# EXERCISE INSTRUCTIONS
With the images removed, repeat the data below exactly.
----
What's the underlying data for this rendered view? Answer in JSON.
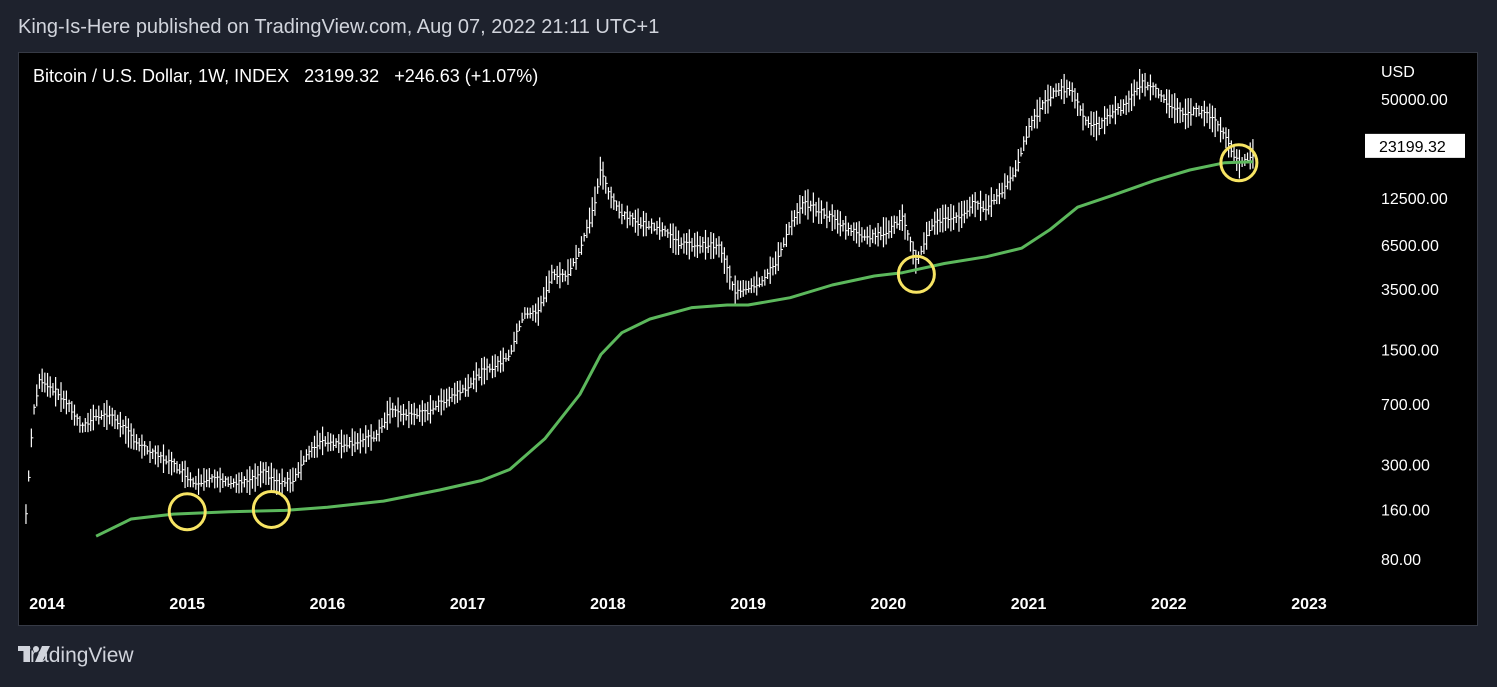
{
  "header": {
    "published_text": "King-Is-Here published on TradingView.com, Aug 07, 2022 21:11 UTC+1"
  },
  "legend": {
    "symbol": "Bitcoin / U.S. Dollar, 1W, INDEX",
    "last": "23199.32",
    "change": "+246.63 (+1.07%)"
  },
  "footer": {
    "brand": "TradingView",
    "logo_icon": "tradingview-logo-icon"
  },
  "colors": {
    "background": "#000000",
    "price_bars": "#ffffff",
    "moving_average": "#5cb85c",
    "highlight_circles": "#f7e463",
    "page": "#1e222d"
  },
  "chart_data": {
    "type": "line",
    "scale": "log",
    "currency_label": "USD",
    "y_ticks": [
      50000,
      12500,
      6500,
      3500,
      1500,
      700,
      300,
      160,
      80
    ],
    "y_tick_labels": [
      "50000.00",
      "12500.00",
      "6500.00",
      "3500.00",
      "1500.00",
      "700.00",
      "300.00",
      "160.00",
      "80.00"
    ],
    "last_price_label": "23199.32",
    "last_price": 23199.32,
    "x_tick_labels": [
      "2014",
      "2015",
      "2016",
      "2017",
      "2018",
      "2019",
      "2020",
      "2021",
      "2022",
      "2023"
    ],
    "x_ticks": [
      2014,
      2015,
      2016,
      2017,
      2018,
      2019,
      2020,
      2021,
      2022,
      2023
    ],
    "series": [
      {
        "kind": "price",
        "x": [
          2013.85,
          2013.9,
          2013.95,
          2014.05,
          2014.15,
          2014.25,
          2014.35,
          2014.45,
          2014.55,
          2014.65,
          2014.75,
          2014.85,
          2014.95,
          2015.05,
          2015.15,
          2015.25,
          2015.35,
          2015.45,
          2015.55,
          2015.65,
          2015.75,
          2015.85,
          2015.95,
          2016.1,
          2016.25,
          2016.35,
          2016.45,
          2016.55,
          2016.7,
          2016.85,
          2017.0,
          2017.1,
          2017.2,
          2017.3,
          2017.4,
          2017.5,
          2017.6,
          2017.7,
          2017.8,
          2017.9,
          2017.95,
          2018.0,
          2018.1,
          2018.2,
          2018.3,
          2018.4,
          2018.5,
          2018.6,
          2018.7,
          2018.8,
          2018.9,
          2019.0,
          2019.1,
          2019.2,
          2019.3,
          2019.4,
          2019.5,
          2019.6,
          2019.7,
          2019.8,
          2019.9,
          2020.0,
          2020.1,
          2020.2,
          2020.3,
          2020.4,
          2020.5,
          2020.6,
          2020.7,
          2020.8,
          2020.9,
          2021.0,
          2021.1,
          2021.2,
          2021.3,
          2021.4,
          2021.5,
          2021.6,
          2021.7,
          2021.8,
          2021.9,
          2022.0,
          2022.1,
          2022.2,
          2022.3,
          2022.4,
          2022.5,
          2022.6
        ],
        "values": [
          150,
          600,
          1000,
          850,
          700,
          500,
          600,
          600,
          500,
          400,
          350,
          320,
          280,
          230,
          250,
          240,
          230,
          240,
          270,
          230,
          240,
          340,
          420,
          400,
          420,
          450,
          650,
          600,
          620,
          760,
          900,
          1100,
          1200,
          1400,
          2500,
          2500,
          4300,
          4200,
          6000,
          11000,
          19000,
          13500,
          10000,
          9000,
          8500,
          8000,
          6700,
          6500,
          6500,
          6300,
          3400,
          3600,
          3900,
          5100,
          8500,
          11800,
          10500,
          9500,
          8200,
          7500,
          7300,
          8000,
          9500,
          5000,
          8500,
          9500,
          9500,
          11500,
          11000,
          13500,
          18000,
          33000,
          46000,
          57000,
          58000,
          37000,
          34000,
          42000,
          46000,
          63000,
          57000,
          47000,
          40000,
          43000,
          39000,
          30000,
          20000,
          23199
        ]
      },
      {
        "kind": "moving_average",
        "x": [
          2014.35,
          2014.6,
          2014.9,
          2015.3,
          2015.7,
          2016.0,
          2016.4,
          2016.8,
          2017.1,
          2017.3,
          2017.55,
          2017.8,
          2017.95,
          2018.1,
          2018.3,
          2018.6,
          2018.85,
          2019.0,
          2019.3,
          2019.6,
          2019.9,
          2020.1,
          2020.4,
          2020.7,
          2020.95,
          2021.15,
          2021.35,
          2021.6,
          2021.9,
          2022.15,
          2022.4,
          2022.6
        ],
        "values": [
          110,
          140,
          150,
          155,
          158,
          165,
          180,
          210,
          240,
          280,
          430,
          800,
          1400,
          1900,
          2300,
          2700,
          2800,
          2800,
          3100,
          3700,
          4200,
          4400,
          5000,
          5500,
          6200,
          8000,
          11000,
          13000,
          16000,
          18500,
          20500,
          20800
        ]
      }
    ],
    "highlights": [
      {
        "x": 2015.0,
        "y": 155
      },
      {
        "x": 2015.6,
        "y": 160
      },
      {
        "x": 2020.2,
        "y": 4300
      },
      {
        "x": 2022.5,
        "y": 20500
      }
    ]
  }
}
----
# EXPECTED ANSWER
What's the underlying data for this rendered view? Answer in JSON.
{
  "header": {
    "published_text": "King-Is-Here published on TradingView.com, Aug 07, 2022 21:11 UTC+1"
  },
  "legend": {
    "symbol": "Bitcoin / U.S. Dollar, 1W, INDEX",
    "last": "23199.32",
    "change": "+246.63 (+1.07%)"
  },
  "footer": {
    "brand": "TradingView",
    "logo_icon": "tradingview-logo-icon"
  },
  "colors": {
    "background": "#000000",
    "price_bars": "#ffffff",
    "moving_average": "#5cb85c",
    "highlight_circles": "#f7e463",
    "page": "#1e222d"
  },
  "chart_data": {
    "type": "line",
    "scale": "log",
    "currency_label": "USD",
    "y_ticks": [
      50000,
      12500,
      6500,
      3500,
      1500,
      700,
      300,
      160,
      80
    ],
    "y_tick_labels": [
      "50000.00",
      "12500.00",
      "6500.00",
      "3500.00",
      "1500.00",
      "700.00",
      "300.00",
      "160.00",
      "80.00"
    ],
    "last_price_label": "23199.32",
    "last_price": 23199.32,
    "x_tick_labels": [
      "2014",
      "2015",
      "2016",
      "2017",
      "2018",
      "2019",
      "2020",
      "2021",
      "2022",
      "2023"
    ],
    "x_ticks": [
      2014,
      2015,
      2016,
      2017,
      2018,
      2019,
      2020,
      2021,
      2022,
      2023
    ],
    "series": [
      {
        "kind": "price",
        "x": [
          2013.85,
          2013.9,
          2013.95,
          2014.05,
          2014.15,
          2014.25,
          2014.35,
          2014.45,
          2014.55,
          2014.65,
          2014.75,
          2014.85,
          2014.95,
          2015.05,
          2015.15,
          2015.25,
          2015.35,
          2015.45,
          2015.55,
          2015.65,
          2015.75,
          2015.85,
          2015.95,
          2016.1,
          2016.25,
          2016.35,
          2016.45,
          2016.55,
          2016.7,
          2016.85,
          2017.0,
          2017.1,
          2017.2,
          2017.3,
          2017.4,
          2017.5,
          2017.6,
          2017.7,
          2017.8,
          2017.9,
          2017.95,
          2018.0,
          2018.1,
          2018.2,
          2018.3,
          2018.4,
          2018.5,
          2018.6,
          2018.7,
          2018.8,
          2018.9,
          2019.0,
          2019.1,
          2019.2,
          2019.3,
          2019.4,
          2019.5,
          2019.6,
          2019.7,
          2019.8,
          2019.9,
          2020.0,
          2020.1,
          2020.2,
          2020.3,
          2020.4,
          2020.5,
          2020.6,
          2020.7,
          2020.8,
          2020.9,
          2021.0,
          2021.1,
          2021.2,
          2021.3,
          2021.4,
          2021.5,
          2021.6,
          2021.7,
          2021.8,
          2021.9,
          2022.0,
          2022.1,
          2022.2,
          2022.3,
          2022.4,
          2022.5,
          2022.6
        ],
        "values": [
          150,
          600,
          1000,
          850,
          700,
          500,
          600,
          600,
          500,
          400,
          350,
          320,
          280,
          230,
          250,
          240,
          230,
          240,
          270,
          230,
          240,
          340,
          420,
          400,
          420,
          450,
          650,
          600,
          620,
          760,
          900,
          1100,
          1200,
          1400,
          2500,
          2500,
          4300,
          4200,
          6000,
          11000,
          19000,
          13500,
          10000,
          9000,
          8500,
          8000,
          6700,
          6500,
          6500,
          6300,
          3400,
          3600,
          3900,
          5100,
          8500,
          11800,
          10500,
          9500,
          8200,
          7500,
          7300,
          8000,
          9500,
          5000,
          8500,
          9500,
          9500,
          11500,
          11000,
          13500,
          18000,
          33000,
          46000,
          57000,
          58000,
          37000,
          34000,
          42000,
          46000,
          63000,
          57000,
          47000,
          40000,
          43000,
          39000,
          30000,
          20000,
          23199
        ]
      },
      {
        "kind": "moving_average",
        "x": [
          2014.35,
          2014.6,
          2014.9,
          2015.3,
          2015.7,
          2016.0,
          2016.4,
          2016.8,
          2017.1,
          2017.3,
          2017.55,
          2017.8,
          2017.95,
          2018.1,
          2018.3,
          2018.6,
          2018.85,
          2019.0,
          2019.3,
          2019.6,
          2019.9,
          2020.1,
          2020.4,
          2020.7,
          2020.95,
          2021.15,
          2021.35,
          2021.6,
          2021.9,
          2022.15,
          2022.4,
          2022.6
        ],
        "values": [
          110,
          140,
          150,
          155,
          158,
          165,
          180,
          210,
          240,
          280,
          430,
          800,
          1400,
          1900,
          2300,
          2700,
          2800,
          2800,
          3100,
          3700,
          4200,
          4400,
          5000,
          5500,
          6200,
          8000,
          11000,
          13000,
          16000,
          18500,
          20500,
          20800
        ]
      }
    ],
    "highlights": [
      {
        "x": 2015.0,
        "y": 155
      },
      {
        "x": 2015.6,
        "y": 160
      },
      {
        "x": 2020.2,
        "y": 4300
      },
      {
        "x": 2022.5,
        "y": 20500
      }
    ]
  }
}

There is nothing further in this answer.